Task requirements: Reproduce all the lines exactly as they stand, apart from the pictures.

(Source records)
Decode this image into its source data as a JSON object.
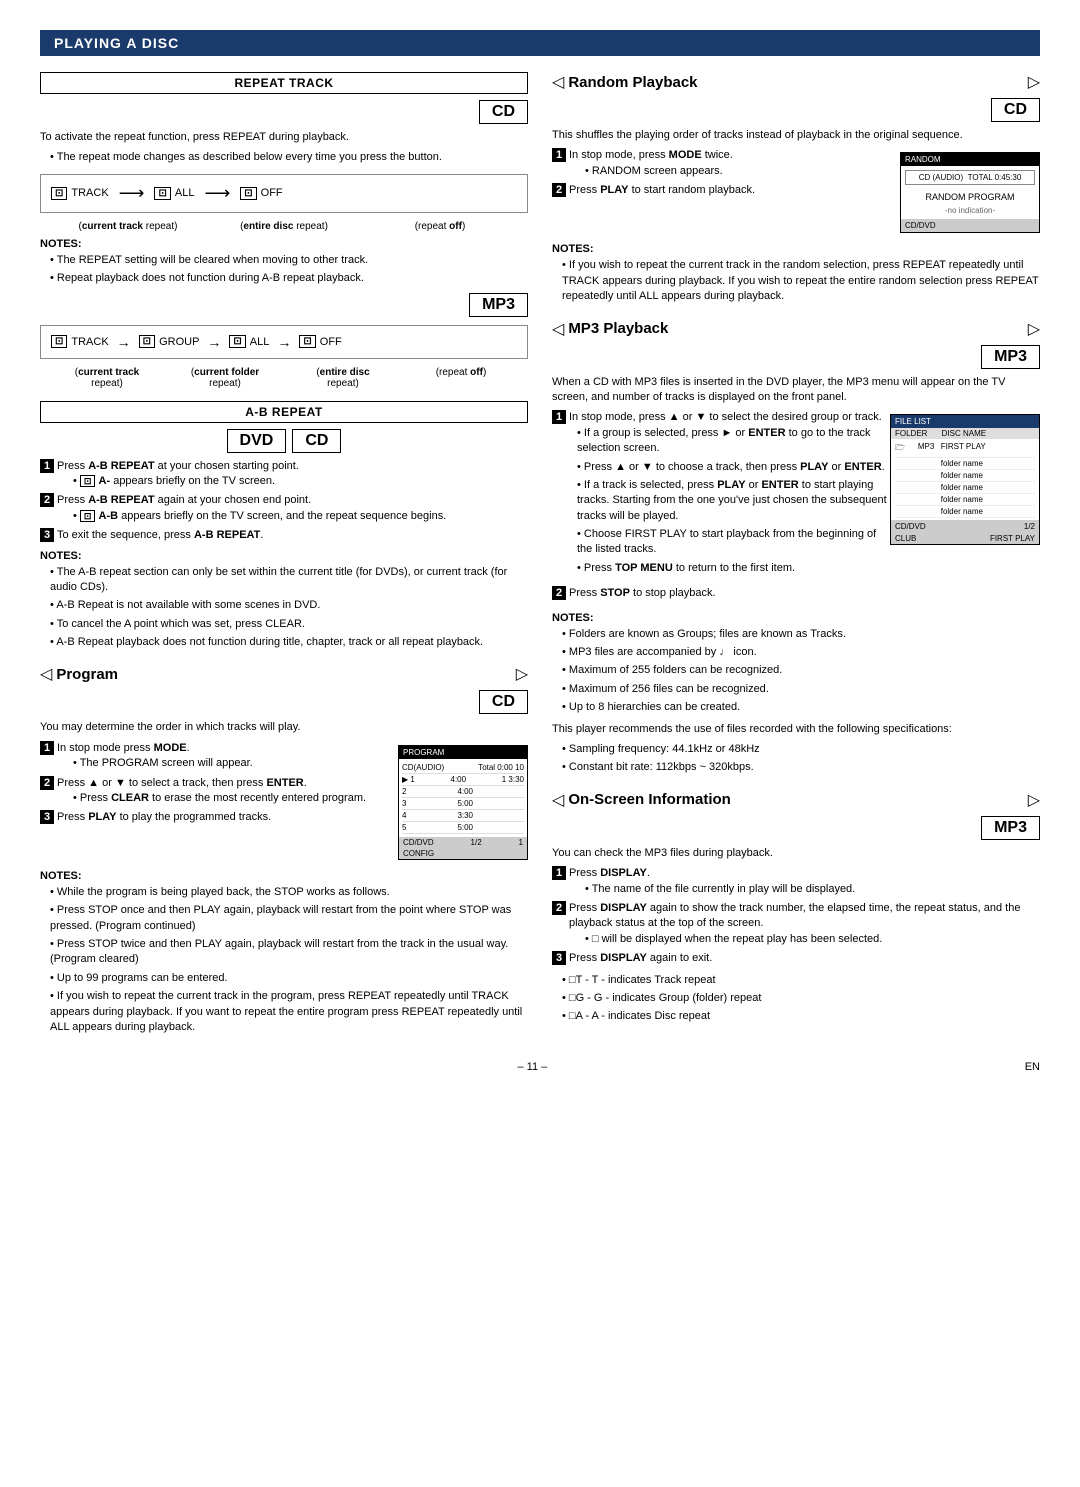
{
  "page": {
    "header": "PLAYING A DISC",
    "page_number": "– 11 –",
    "en_label": "EN"
  },
  "repeat_track": {
    "title": "REPEAT TRACK",
    "badge": "CD",
    "intro": "To activate the repeat function, press REPEAT during playback.",
    "bullet": "The repeat mode changes as described below every time you press the button.",
    "diagram_cd": {
      "items": [
        "TRACK",
        "ALL",
        "OFF"
      ],
      "labels": [
        "(current track repeat)",
        "(entire disc repeat)",
        "(repeat off)"
      ]
    },
    "notes_title": "NOTES:",
    "notes": [
      "The REPEAT setting will be cleared when moving to other track.",
      "Repeat playback does not function during A-B repeat playback."
    ],
    "mp3_badge": "MP3",
    "diagram_mp3": {
      "items": [
        "TRACK",
        "GROUP",
        "ALL",
        "OFF"
      ],
      "labels": [
        "current track repeat)",
        "(current folder repeat)",
        "(entire disc repeat)",
        "(repeat off)"
      ]
    },
    "mp3_labels": [
      "current track",
      "current folder",
      "entire disc",
      ""
    ]
  },
  "ab_repeat": {
    "title": "A-B REPEAT",
    "badge_dvd": "DVD",
    "badge_cd": "CD",
    "steps": [
      {
        "num": "1",
        "text": "Press A-B REPEAT at your chosen starting point.",
        "sub": "A- appears briefly on the TV screen."
      },
      {
        "num": "2",
        "text": "Press A-B REPEAT again at your chosen end point.",
        "sub": "A-B appears briefly on the TV screen, and the repeat sequence begins."
      },
      {
        "num": "3",
        "text": "To exit the sequence, press A-B REPEAT."
      }
    ],
    "notes_title": "NOTES:",
    "notes": [
      "The A-B repeat section can only be set within the current title (for DVDs), or current track (for audio CDs).",
      "A-B Repeat is not available with some scenes in DVD.",
      "To cancel the A point which was set, press CLEAR.",
      "A-B Repeat playback does not function during title, chapter, track or all repeat playback."
    ]
  },
  "program": {
    "title": "Program",
    "badge": "CD",
    "intro": "You may determine the order in which tracks will play.",
    "steps": [
      {
        "num": "1",
        "text": "In stop mode press MODE.",
        "sub": "The PROGRAM screen will appear."
      },
      {
        "num": "2",
        "text": "Press ▲ or ▼ to select a track, then press ENTER.",
        "sub": "Press CLEAR to erase the most recently entered program."
      },
      {
        "num": "3",
        "text": "Press PLAY to play the programmed tracks."
      }
    ],
    "notes_title": "NOTES:",
    "notes": [
      "While the program is being played back, the STOP works as follows.",
      "Press STOP once and then PLAY again, playback will restart from the point where STOP was pressed. (Program continued)",
      "Press STOP twice and then PLAY again, playback will restart from the track in the usual way. (Program cleared)",
      "Up to 99 programs can be entered.",
      "If you wish to repeat the current track in the program, press REPEAT repeatedly until TRACK appears during playback. If you want to repeat the entire program press REPEAT repeatedly until ALL appears during playback."
    ]
  },
  "random_playback": {
    "title": "Random Playback",
    "badge": "CD",
    "intro": "This shuffles the playing order of tracks instead of playback in the original sequence.",
    "steps": [
      {
        "num": "1",
        "text": "In stop mode, press MODE twice.",
        "sub": "RANDOM screen appears."
      },
      {
        "num": "2",
        "text": "Press PLAY to start random playback."
      }
    ],
    "notes_title": "NOTES:",
    "notes": [
      "If you wish to repeat the current track in the random selection, press REPEAT repeatedly until TRACK appears during playback. If you wish to repeat the entire random selection press REPEAT repeatedly until ALL appears during playback."
    ]
  },
  "mp3_playback": {
    "title": "MP3 Playback",
    "badge": "MP3",
    "intro": "When a CD with MP3 files is inserted in the DVD player, the MP3 menu will appear on the TV screen, and number of tracks is displayed on the front panel.",
    "steps": [
      {
        "num": "1",
        "text": "In stop mode, press ▲ or ▼ to select the desired group or track.",
        "subs": [
          "If a group is selected, press ► or ENTER to go to the track selection screen.",
          "Press ▲ or ▼ to choose a track, then press PLAY or ENTER.",
          "If a track is selected, press PLAY or ENTER to start playing tracks. Starting from the one you've just chosen the subsequent tracks will be played.",
          "Choose FIRST PLAY to start playback from the beginning of the listed tracks.",
          "Press TOP MENU to return to the first item."
        ]
      },
      {
        "num": "2",
        "text": "Press STOP to stop playback."
      }
    ],
    "notes_title": "NOTES:",
    "notes": [
      "Folders are known as Groups; files are known as Tracks.",
      "MP3 files are accompanied by ♩ icon.",
      "Maximum of 255 folders can be recognized.",
      "Maximum of 256 files can be recognized.",
      "Up to 8 hierarchies can be created."
    ],
    "footer_intro": "This player recommends the use of files recorded with the following specifications:",
    "footer_notes": [
      "Sampling frequency: 44.1kHz or 48kHz",
      "Constant bit rate: 112kbps ~ 320kbps."
    ]
  },
  "on_screen_info": {
    "title": "On-Screen Information",
    "badge": "MP3",
    "intro": "You can check the MP3 files during playback.",
    "steps": [
      {
        "num": "1",
        "text": "Press DISPLAY.",
        "sub": "The name of the file currently in play will be displayed."
      },
      {
        "num": "2",
        "text": "Press DISPLAY again to show the track number, the elapsed time, the repeat status, and the playback status at the top of the screen.",
        "sub": "□ will be displayed when the repeat play has been selected."
      },
      {
        "num": "3",
        "text": "Press DISPLAY again to exit."
      }
    ],
    "notes": [
      "T - indicates Track repeat",
      "G - indicates Group (folder) repeat",
      "A - indicates Disc repeat"
    ]
  }
}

Completed task:
Decode this image into its source data as a JSON object.
{
  "page": {
    "header": "PLAYING A DISC",
    "page_number": "– 11 –",
    "en_label": "EN"
  },
  "repeat_track": {
    "title": "REPEAT TRACK",
    "badge": "CD",
    "intro": "To activate the repeat function, press REPEAT during playback.",
    "bullet": "The repeat mode changes as described below every time you press the button.",
    "diagram_cd": {
      "items": [
        "TRACK",
        "ALL",
        "OFF"
      ],
      "labels": [
        "(current track repeat)",
        "(entire disc repeat)",
        "(repeat off)"
      ]
    },
    "notes_title": "NOTES:",
    "notes": [
      "The REPEAT setting will be cleared when moving to other track.",
      "Repeat playback does not function during A-B repeat playback."
    ],
    "mp3_badge": "MP3",
    "diagram_mp3": {
      "items": [
        "TRACK",
        "GROUP",
        "ALL",
        "OFF"
      ],
      "labels": [
        "current track repeat)",
        "(current folder repeat)",
        "(entire disc repeat)",
        "(repeat off)"
      ]
    },
    "mp3_labels": [
      "current track",
      "current folder",
      "entire disc",
      ""
    ]
  },
  "ab_repeat": {
    "title": "A-B REPEAT",
    "badge_dvd": "DVD",
    "badge_cd": "CD",
    "steps": [
      {
        "num": "1",
        "text": "Press A-B REPEAT at your chosen starting point.",
        "sub": "A- appears briefly on the TV screen."
      },
      {
        "num": "2",
        "text": "Press A-B REPEAT again at your chosen end point.",
        "sub": "A-B appears briefly on the TV screen, and the repeat sequence begins."
      },
      {
        "num": "3",
        "text": "To exit the sequence, press A-B REPEAT."
      }
    ],
    "notes_title": "NOTES:",
    "notes": [
      "The A-B repeat section can only be set within the current title (for DVDs), or current track (for audio CDs).",
      "A-B Repeat is not available with some scenes in DVD.",
      "To cancel the A point which was set, press CLEAR.",
      "A-B Repeat playback does not function during title, chapter, track or all repeat playback."
    ]
  },
  "program": {
    "title": "Program",
    "badge": "CD",
    "intro": "You may determine the order in which tracks will play.",
    "steps": [
      {
        "num": "1",
        "text": "In stop mode press MODE.",
        "sub": "The PROGRAM screen will appear."
      },
      {
        "num": "2",
        "text": "Press ▲ or ▼ to select a track, then press ENTER.",
        "sub": "Press CLEAR to erase the most recently entered program."
      },
      {
        "num": "3",
        "text": "Press PLAY to play the programmed tracks."
      }
    ],
    "notes_title": "NOTES:",
    "notes": [
      "While the program is being played back, the STOP works as follows.",
      "Press STOP once and then PLAY again, playback will restart from the point where STOP was pressed. (Program continued)",
      "Press STOP twice and then PLAY again, playback will restart from the track in the usual way. (Program cleared)",
      "Up to 99 programs can be entered.",
      "If you wish to repeat the current track in the program, press REPEAT repeatedly until TRACK appears during playback. If you want to repeat the entire program press REPEAT repeatedly until ALL appears during playback."
    ]
  },
  "random_playback": {
    "title": "Random Playback",
    "badge": "CD",
    "intro": "This shuffles the playing order of tracks instead of playback in the original sequence.",
    "steps": [
      {
        "num": "1",
        "text": "In stop mode, press MODE twice.",
        "sub": "RANDOM screen appears."
      },
      {
        "num": "2",
        "text": "Press PLAY to start random playback."
      }
    ],
    "notes_title": "NOTES:",
    "notes": [
      "If you wish to repeat the current track in the random selection, press REPEAT repeatedly until TRACK appears during playback. If you wish to repeat the entire random selection press REPEAT repeatedly until ALL appears during playback."
    ]
  },
  "mp3_playback": {
    "title": "MP3 Playback",
    "badge": "MP3",
    "intro": "When a CD with MP3 files is inserted in the DVD player, the MP3 menu will appear on the TV screen, and number of tracks is displayed on the front panel.",
    "steps": [
      {
        "num": "1",
        "text": "In stop mode, press ▲ or ▼ to select the desired group or track.",
        "subs": [
          "If a group is selected, press ► or ENTER to go to the track selection screen.",
          "Press ▲ or ▼ to choose a track, then press PLAY or ENTER.",
          "If a track is selected, press PLAY or ENTER to start playing tracks. Starting from the one you've just chosen the subsequent tracks will be played.",
          "Choose FIRST PLAY to start playback from the beginning of the listed tracks.",
          "Press TOP MENU to return to the first item."
        ]
      },
      {
        "num": "2",
        "text": "Press STOP to stop playback."
      }
    ],
    "notes_title": "NOTES:",
    "notes": [
      "Folders are known as Groups; files are known as Tracks.",
      "MP3 files are accompanied by ♩ icon.",
      "Maximum of 255 folders can be recognized.",
      "Maximum of 256 files can be recognized.",
      "Up to 8 hierarchies can be created."
    ],
    "footer_intro": "This player recommends the use of files recorded with the following specifications:",
    "footer_notes": [
      "Sampling frequency: 44.1kHz or 48kHz",
      "Constant bit rate: 112kbps ~ 320kbps."
    ]
  },
  "on_screen_info": {
    "title": "On-Screen Information",
    "badge": "MP3",
    "intro": "You can check the MP3 files during playback.",
    "steps": [
      {
        "num": "1",
        "text": "Press DISPLAY.",
        "sub": "The name of the file currently in play will be displayed."
      },
      {
        "num": "2",
        "text": "Press DISPLAY again to show the track number, the elapsed time, the repeat status, and the playback status at the top of the screen.",
        "sub": "□ will be displayed when the repeat play has been selected."
      },
      {
        "num": "3",
        "text": "Press DISPLAY again to exit."
      }
    ],
    "notes": [
      "T - indicates Track repeat",
      "G - indicates Group (folder) repeat",
      "A - indicates Disc repeat"
    ]
  }
}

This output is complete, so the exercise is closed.